----- GIVEN RECORDS

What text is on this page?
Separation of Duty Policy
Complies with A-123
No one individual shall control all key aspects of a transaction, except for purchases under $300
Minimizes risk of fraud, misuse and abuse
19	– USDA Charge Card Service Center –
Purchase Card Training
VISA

----------

## WORK TO DO
Return the full listing, character for character.

## ANSWER TO THIS PROBLEM
What text is on this page?
Separation of Duty Policy
Complies with A-123
No one individual shall control all key aspects of a transaction, except for purchases under $300
Minimizes risk of fraud, misuse and abuse
19	– USDA Charge Card Service Center –
Purchase Card Training
VISA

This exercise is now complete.